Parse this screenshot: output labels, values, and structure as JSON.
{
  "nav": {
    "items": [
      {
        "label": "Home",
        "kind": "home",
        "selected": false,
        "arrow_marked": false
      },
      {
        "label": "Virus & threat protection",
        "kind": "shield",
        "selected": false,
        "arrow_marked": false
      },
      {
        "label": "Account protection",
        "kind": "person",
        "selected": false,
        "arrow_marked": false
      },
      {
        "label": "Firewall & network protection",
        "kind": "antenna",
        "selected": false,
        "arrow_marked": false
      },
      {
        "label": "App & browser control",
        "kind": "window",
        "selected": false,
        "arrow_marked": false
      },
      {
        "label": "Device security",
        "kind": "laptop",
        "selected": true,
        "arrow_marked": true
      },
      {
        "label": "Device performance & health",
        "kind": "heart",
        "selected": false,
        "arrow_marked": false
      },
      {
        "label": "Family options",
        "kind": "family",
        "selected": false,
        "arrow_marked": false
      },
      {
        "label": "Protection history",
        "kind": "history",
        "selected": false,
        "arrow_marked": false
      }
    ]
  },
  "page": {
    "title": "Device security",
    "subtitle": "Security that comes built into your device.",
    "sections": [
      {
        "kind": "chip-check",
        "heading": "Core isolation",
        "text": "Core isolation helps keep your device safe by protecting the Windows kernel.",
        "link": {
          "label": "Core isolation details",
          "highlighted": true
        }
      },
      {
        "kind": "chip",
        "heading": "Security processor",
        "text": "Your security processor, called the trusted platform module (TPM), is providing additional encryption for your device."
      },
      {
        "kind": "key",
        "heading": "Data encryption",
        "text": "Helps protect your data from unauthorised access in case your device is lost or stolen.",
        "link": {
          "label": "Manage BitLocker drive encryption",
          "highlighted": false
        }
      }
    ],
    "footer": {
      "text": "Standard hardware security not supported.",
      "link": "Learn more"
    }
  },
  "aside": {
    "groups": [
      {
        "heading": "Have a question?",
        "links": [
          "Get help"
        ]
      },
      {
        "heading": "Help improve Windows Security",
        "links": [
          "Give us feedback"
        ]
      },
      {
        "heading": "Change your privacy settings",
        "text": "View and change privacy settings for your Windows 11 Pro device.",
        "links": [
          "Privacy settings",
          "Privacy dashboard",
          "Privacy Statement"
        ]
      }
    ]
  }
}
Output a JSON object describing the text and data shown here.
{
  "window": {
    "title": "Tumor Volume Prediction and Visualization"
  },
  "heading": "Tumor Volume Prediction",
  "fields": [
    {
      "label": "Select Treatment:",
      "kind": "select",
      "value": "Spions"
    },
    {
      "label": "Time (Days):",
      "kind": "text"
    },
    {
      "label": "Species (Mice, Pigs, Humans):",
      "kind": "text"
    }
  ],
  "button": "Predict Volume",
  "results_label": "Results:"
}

EXERCISE OBJECTIVE:
Type the whole listing again, unaltered.

RESULT OF THE EXERCISE:
Parse this screenshot: output labels, values, and structure as JSON.
{
  "nav": {
    "items": [
      {
        "label": "Home",
        "kind": "home",
        "selected": false,
        "arrow_marked": false
      },
      {
        "label": "Virus & threat protection",
        "kind": "shield",
        "selected": false,
        "arrow_marked": false
      },
      {
        "label": "Account protection",
        "kind": "person",
        "selected": false,
        "arrow_marked": false
      },
      {
        "label": "Firewall & network protection",
        "kind": "antenna",
        "selected": false,
        "arrow_marked": false
      },
      {
        "label": "App & browser control",
        "kind": "window",
        "selected": false,
        "arrow_marked": false
      },
      {
        "label": "Device security",
        "kind": "laptop",
        "selected": true,
        "arrow_marked": true
      },
      {
        "label": "Device performance & health",
        "kind": "heart",
        "selected": false,
        "arrow_marked": false
      },
      {
        "label": "Family options",
        "kind": "family",
        "selected": false,
        "arrow_marked": false
      },
      {
        "label": "Protection history",
        "kind": "history",
        "selected": false,
        "arrow_marked": false
      }
    ]
  },
  "page": {
    "title": "Device security",
    "subtitle": "Security that comes built into your device.",
    "sections": [
      {
        "kind": "chip-check",
        "heading": "Core isolation",
        "text": "Core isolation helps keep your device safe by protecting the Windows kernel.",
        "link": {
          "label": "Core isolation details",
          "highlighted": true
        }
      },
      {
        "kind": "chip",
        "heading": "Security processor",
        "text": "Your security processor, called the trusted platform module (TPM), is providing additional encryption for your device."
      },
      {
        "kind": "key",
        "heading": "Data encryption",
        "text": "Helps protect your data from unauthorised access in case your device is lost or stolen.",
        "link": {
          "label": "Manage BitLocker drive encryption",
          "highlighted": false
        }
      }
    ],
    "footer": {
      "text": "Standard hardware security not supported.",
      "link": "Learn more"
    }
  },
  "aside": {
    "groups": [
      {
        "heading": "Have a question?",
        "links": [
          "Get help"
        ]
      },
      {
        "heading": "Help improve Windows Security",
        "links": [
          "Give us feedback"
        ]
      },
      {
        "heading": "Change your privacy settings",
        "text": "View and change privacy settings for your Windows 11 Pro device.",
        "links": [
          "Privacy settings",
          "Privacy dashboard",
          "Privacy Statement"
        ]
      }
    ]
  }
}
Output a JSON object describing the text and data shown here.
{
  "window": {
    "title": "Tumor Volume Prediction and Visualization"
  },
  "heading": "Tumor Volume Prediction",
  "fields": [
    {
      "label": "Select Treatment:",
      "kind": "select",
      "value": "Spions"
    },
    {
      "label": "Time (Days):",
      "kind": "text"
    },
    {
      "label": "Species (Mice, Pigs, Humans):",
      "kind": "text"
    }
  ],
  "button": "Predict Volume",
  "results_label": "Results:"
}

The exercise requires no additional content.